++++ Material shown

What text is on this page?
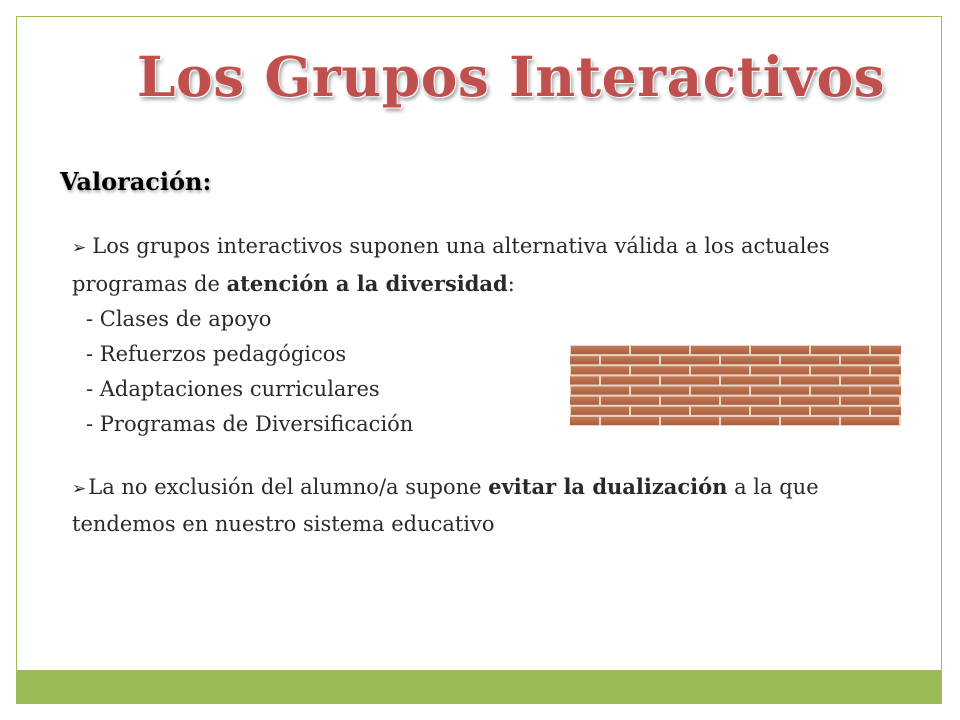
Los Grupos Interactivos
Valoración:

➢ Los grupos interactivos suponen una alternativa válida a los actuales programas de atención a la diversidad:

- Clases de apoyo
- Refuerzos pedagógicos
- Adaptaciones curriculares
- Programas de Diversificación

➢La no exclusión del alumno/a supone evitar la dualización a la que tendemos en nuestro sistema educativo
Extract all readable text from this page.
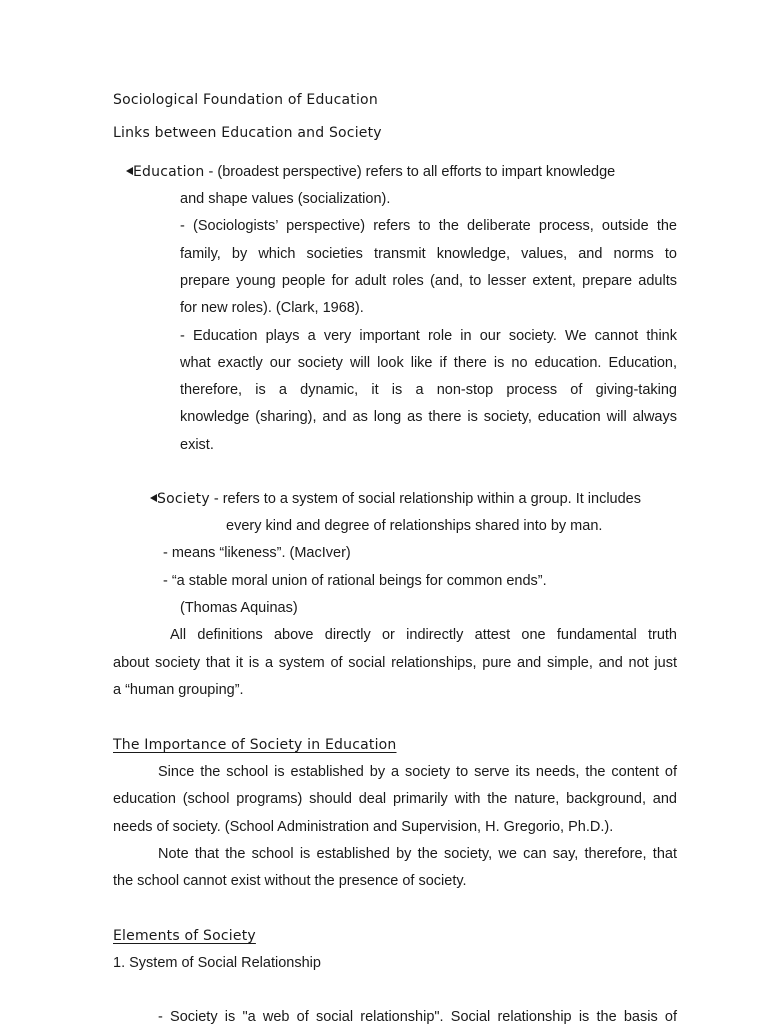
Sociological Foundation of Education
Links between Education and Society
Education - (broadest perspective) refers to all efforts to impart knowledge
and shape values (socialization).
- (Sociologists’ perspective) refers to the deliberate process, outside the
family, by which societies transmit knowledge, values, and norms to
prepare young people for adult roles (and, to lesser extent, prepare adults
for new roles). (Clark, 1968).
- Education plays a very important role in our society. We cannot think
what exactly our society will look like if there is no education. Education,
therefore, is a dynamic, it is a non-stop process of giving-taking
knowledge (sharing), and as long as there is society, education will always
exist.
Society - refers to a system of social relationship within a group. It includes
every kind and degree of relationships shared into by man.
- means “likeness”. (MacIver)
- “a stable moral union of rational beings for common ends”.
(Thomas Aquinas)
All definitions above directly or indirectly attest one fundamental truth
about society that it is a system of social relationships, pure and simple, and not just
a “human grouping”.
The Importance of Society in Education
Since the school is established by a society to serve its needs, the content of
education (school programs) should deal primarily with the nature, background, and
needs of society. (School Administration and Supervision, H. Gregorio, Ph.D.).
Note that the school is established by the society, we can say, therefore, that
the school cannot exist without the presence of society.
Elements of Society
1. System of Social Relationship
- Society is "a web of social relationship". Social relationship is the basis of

++++++++

● What you will do: Tally how many lines of the material contain the word "that". The answer must be the number and nothing else.

● Answer: 2